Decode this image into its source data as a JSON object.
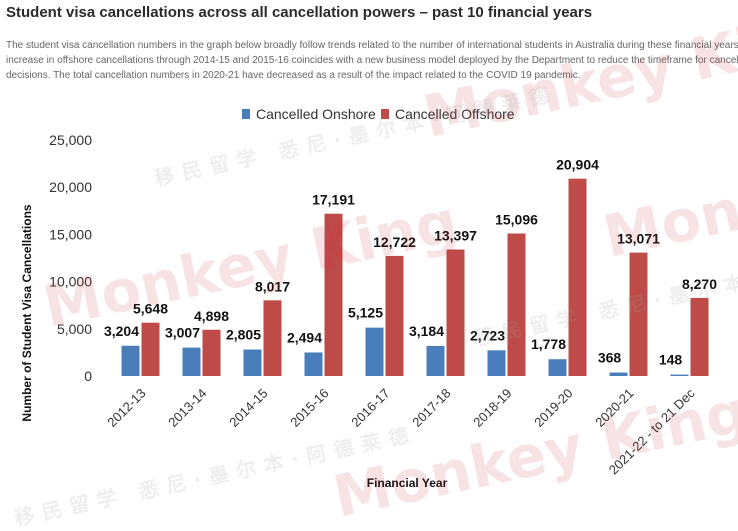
{
  "header": {
    "title": "Student visa cancellations across all cancellation powers – past 10 financial years",
    "description_lines": [
      "The student visa cancellation numbers in the graph below broadly follow trends related to the number of international students in Australia during these financial years. T",
      "increase in offshore cancellations through 2014-15 and 2015-16 coincides with a new business model deployed by the Department to reduce the timeframe for cancellat",
      "decisions. The total cancellation numbers in 2020-21 have decreased as a result of the impact related to the COVID 19 pandemic."
    ]
  },
  "watermark": {
    "brand": "Monkey King",
    "chinese": "移民留学 悉尼·墨尔本·阿德莱德"
  },
  "chart_data": {
    "type": "bar",
    "categories": [
      "2012-13",
      "2013-14",
      "2014-15",
      "2015-16",
      "2016-17",
      "2017-18",
      "2018-19",
      "2019-20",
      "2020-21",
      "2021-22 - to 21 Dec"
    ],
    "series": [
      {
        "name": "Cancelled Onshore",
        "color": "#4a7ebb",
        "values": [
          3204,
          3007,
          2805,
          2494,
          5125,
          3184,
          2723,
          1778,
          368,
          148
        ],
        "labels": [
          "3,204",
          "3,007",
          "2,805",
          "2,494",
          "5,125",
          "3,184",
          "2,723",
          "1,778",
          "368",
          "148"
        ]
      },
      {
        "name": "Cancelled Offshore",
        "color": "#be4b48",
        "values": [
          5648,
          4898,
          8017,
          17191,
          12722,
          13397,
          15096,
          20904,
          13071,
          8270
        ],
        "labels": [
          "5,648",
          "4,898",
          "8,017",
          "17,191",
          "12,722",
          "13,397",
          "15,096",
          "20,904",
          "13,071",
          "8,270"
        ]
      }
    ],
    "yticks": [
      "0",
      "5,000",
      "10,000",
      "15,000",
      "20,000",
      "25,000"
    ],
    "ylim": [
      0,
      25000
    ],
    "xlabel": "Financial Year",
    "ylabel": "Number of Student Visa Cancellations",
    "legend_position": "top-center",
    "grid": false
  }
}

■ ■ ■ ■

_WHAT IS ASKED_
All the lines above are to be given again exactly as they read, with the pictures removed.

_OUTPUT_
Decode this image into its source data as a JSON object.
{
  "header": {
    "title": "Student visa cancellations across all cancellation powers – past 10 financial years",
    "description_lines": [
      "The student visa cancellation numbers in the graph below broadly follow trends related to the number of international students in Australia during these financial years. T",
      "increase in offshore cancellations through 2014-15 and 2015-16 coincides with a new business model deployed by the Department to reduce the timeframe for cancellat",
      "decisions. The total cancellation numbers in 2020-21 have decreased as a result of the impact related to the COVID 19 pandemic."
    ]
  },
  "watermark": {
    "brand": "Monkey King",
    "chinese": "移民留学 悉尼·墨尔本·阿德莱德"
  },
  "chart_data": {
    "type": "bar",
    "categories": [
      "2012-13",
      "2013-14",
      "2014-15",
      "2015-16",
      "2016-17",
      "2017-18",
      "2018-19",
      "2019-20",
      "2020-21",
      "2021-22 - to 21 Dec"
    ],
    "series": [
      {
        "name": "Cancelled Onshore",
        "color": "#4a7ebb",
        "values": [
          3204,
          3007,
          2805,
          2494,
          5125,
          3184,
          2723,
          1778,
          368,
          148
        ],
        "labels": [
          "3,204",
          "3,007",
          "2,805",
          "2,494",
          "5,125",
          "3,184",
          "2,723",
          "1,778",
          "368",
          "148"
        ]
      },
      {
        "name": "Cancelled Offshore",
        "color": "#be4b48",
        "values": [
          5648,
          4898,
          8017,
          17191,
          12722,
          13397,
          15096,
          20904,
          13071,
          8270
        ],
        "labels": [
          "5,648",
          "4,898",
          "8,017",
          "17,191",
          "12,722",
          "13,397",
          "15,096",
          "20,904",
          "13,071",
          "8,270"
        ]
      }
    ],
    "yticks": [
      "0",
      "5,000",
      "10,000",
      "15,000",
      "20,000",
      "25,000"
    ],
    "ylim": [
      0,
      25000
    ],
    "xlabel": "Financial Year",
    "ylabel": "Number of Student Visa Cancellations",
    "legend_position": "top-center",
    "grid": false
  }
}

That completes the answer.